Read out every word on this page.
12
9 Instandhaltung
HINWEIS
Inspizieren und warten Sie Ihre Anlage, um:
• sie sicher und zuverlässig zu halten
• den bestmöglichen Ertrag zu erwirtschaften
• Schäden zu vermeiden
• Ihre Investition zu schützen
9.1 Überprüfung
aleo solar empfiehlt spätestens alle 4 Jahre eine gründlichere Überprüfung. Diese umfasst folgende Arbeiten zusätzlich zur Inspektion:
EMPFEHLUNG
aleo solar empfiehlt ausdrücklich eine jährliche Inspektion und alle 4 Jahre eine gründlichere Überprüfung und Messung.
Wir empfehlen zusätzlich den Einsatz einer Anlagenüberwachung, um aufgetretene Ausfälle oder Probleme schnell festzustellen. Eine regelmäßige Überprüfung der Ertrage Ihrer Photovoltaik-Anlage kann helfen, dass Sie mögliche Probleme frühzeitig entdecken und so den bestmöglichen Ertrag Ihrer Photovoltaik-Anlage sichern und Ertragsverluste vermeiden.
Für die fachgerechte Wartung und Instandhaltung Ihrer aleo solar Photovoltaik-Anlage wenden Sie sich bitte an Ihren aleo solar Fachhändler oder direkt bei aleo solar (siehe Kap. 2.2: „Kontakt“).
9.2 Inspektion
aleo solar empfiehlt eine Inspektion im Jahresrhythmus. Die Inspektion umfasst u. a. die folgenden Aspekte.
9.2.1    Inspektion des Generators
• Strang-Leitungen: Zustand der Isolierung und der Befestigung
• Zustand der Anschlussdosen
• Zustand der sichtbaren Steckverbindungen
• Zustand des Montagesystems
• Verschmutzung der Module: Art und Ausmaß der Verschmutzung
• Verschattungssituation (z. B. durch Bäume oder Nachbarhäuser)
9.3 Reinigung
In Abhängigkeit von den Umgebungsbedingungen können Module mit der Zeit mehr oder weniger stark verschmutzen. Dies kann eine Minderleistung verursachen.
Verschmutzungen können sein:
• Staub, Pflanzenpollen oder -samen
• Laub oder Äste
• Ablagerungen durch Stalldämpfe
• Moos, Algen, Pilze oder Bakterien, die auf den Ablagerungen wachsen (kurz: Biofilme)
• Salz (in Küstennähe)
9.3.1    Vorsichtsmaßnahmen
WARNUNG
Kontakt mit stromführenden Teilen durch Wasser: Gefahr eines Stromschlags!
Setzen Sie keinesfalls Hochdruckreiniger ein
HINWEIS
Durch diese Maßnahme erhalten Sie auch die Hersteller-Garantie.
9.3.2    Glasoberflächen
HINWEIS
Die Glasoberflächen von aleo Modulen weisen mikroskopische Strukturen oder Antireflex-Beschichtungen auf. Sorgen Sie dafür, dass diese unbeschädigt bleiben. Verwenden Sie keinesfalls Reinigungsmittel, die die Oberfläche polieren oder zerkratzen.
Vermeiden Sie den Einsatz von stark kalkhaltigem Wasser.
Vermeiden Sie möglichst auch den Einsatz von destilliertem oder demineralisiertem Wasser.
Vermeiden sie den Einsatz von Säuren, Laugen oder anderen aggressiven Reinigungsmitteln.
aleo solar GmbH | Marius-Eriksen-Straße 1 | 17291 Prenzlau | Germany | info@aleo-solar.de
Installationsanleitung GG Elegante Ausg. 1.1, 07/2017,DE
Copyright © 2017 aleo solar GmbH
---
Transcribe the material exactly as it reads.

> TASK RESPONSE:
Read out every word on this page.
12
9 Instandhaltung
HINWEIS
Inspizieren und warten Sie Ihre Anlage, um:
• sie sicher und zuverlässig zu halten
• den bestmöglichen Ertrag zu erwirtschaften
• Schäden zu vermeiden
• Ihre Investition zu schützen
9.1 Überprüfung
aleo solar empfiehlt spätestens alle 4 Jahre eine gründlichere Überprüfung. Diese umfasst folgende Arbeiten zusätzlich zur Inspektion:
EMPFEHLUNG
aleo solar empfiehlt ausdrücklich eine jährliche Inspektion und alle 4 Jahre eine gründlichere Überprüfung und Messung.
Wir empfehlen zusätzlich den Einsatz einer Anlagenüberwachung, um aufgetretene Ausfälle oder Probleme schnell festzustellen. Eine regelmäßige Überprüfung der Ertrage Ihrer Photovoltaik-Anlage kann helfen, dass Sie mögliche Probleme frühzeitig entdecken und so den bestmöglichen Ertrag Ihrer Photovoltaik-Anlage sichern und Ertragsverluste vermeiden.
Für die fachgerechte Wartung und Instandhaltung Ihrer aleo solar Photovoltaik-Anlage wenden Sie sich bitte an Ihren aleo solar Fachhändler oder direkt bei aleo solar (siehe Kap. 2.2: „Kontakt“).
9.2 Inspektion
aleo solar empfiehlt eine Inspektion im Jahresrhythmus. Die Inspektion umfasst u. a. die folgenden Aspekte.
9.2.1    Inspektion des Generators
• Strang-Leitungen: Zustand der Isolierung und der Befestigung
• Zustand der Anschlussdosen
• Zustand der sichtbaren Steckverbindungen
• Zustand des Montagesystems
• Verschmutzung der Module: Art und Ausmaß der Verschmutzung
• Verschattungssituation (z. B. durch Bäume oder Nachbarhäuser)
9.3 Reinigung
In Abhängigkeit von den Umgebungsbedingungen können Module mit der Zeit mehr oder weniger stark verschmutzen. Dies kann eine Minderleistung verursachen.
Verschmutzungen können sein:
• Staub, Pflanzenpollen oder -samen
• Laub oder Äste
• Ablagerungen durch Stalldämpfe
• Moos, Algen, Pilze oder Bakterien, die auf den Ablagerungen wachsen (kurz: Biofilme)
• Salz (in Küstennähe)
9.3.1    Vorsichtsmaßnahmen
WARNUNG
Kontakt mit stromführenden Teilen durch Wasser: Gefahr eines Stromschlags!
Setzen Sie keinesfalls Hochdruckreiniger ein
HINWEIS
Durch diese Maßnahme erhalten Sie auch die Hersteller-Garantie.
9.3.2    Glasoberflächen
HINWEIS
Die Glasoberflächen von aleo Modulen weisen mikroskopische Strukturen oder Antireflex-Beschichtungen auf. Sorgen Sie dafür, dass diese unbeschädigt bleiben. Verwenden Sie keinesfalls Reinigungsmittel, die die Oberfläche polieren oder zerkratzen.
Vermeiden Sie den Einsatz von stark kalkhaltigem Wasser.
Vermeiden Sie möglichst auch den Einsatz von destilliertem oder demineralisiertem Wasser.
Vermeiden sie den Einsatz von Säuren, Laugen oder anderen aggressiven Reinigungsmitteln.
aleo solar GmbH | Marius-Eriksen-Straße 1 | 17291 Prenzlau | Germany | info@aleo-solar.de
Installationsanleitung GG Elegante Ausg. 1.1, 07/2017,DE
Copyright © 2017 aleo solar GmbH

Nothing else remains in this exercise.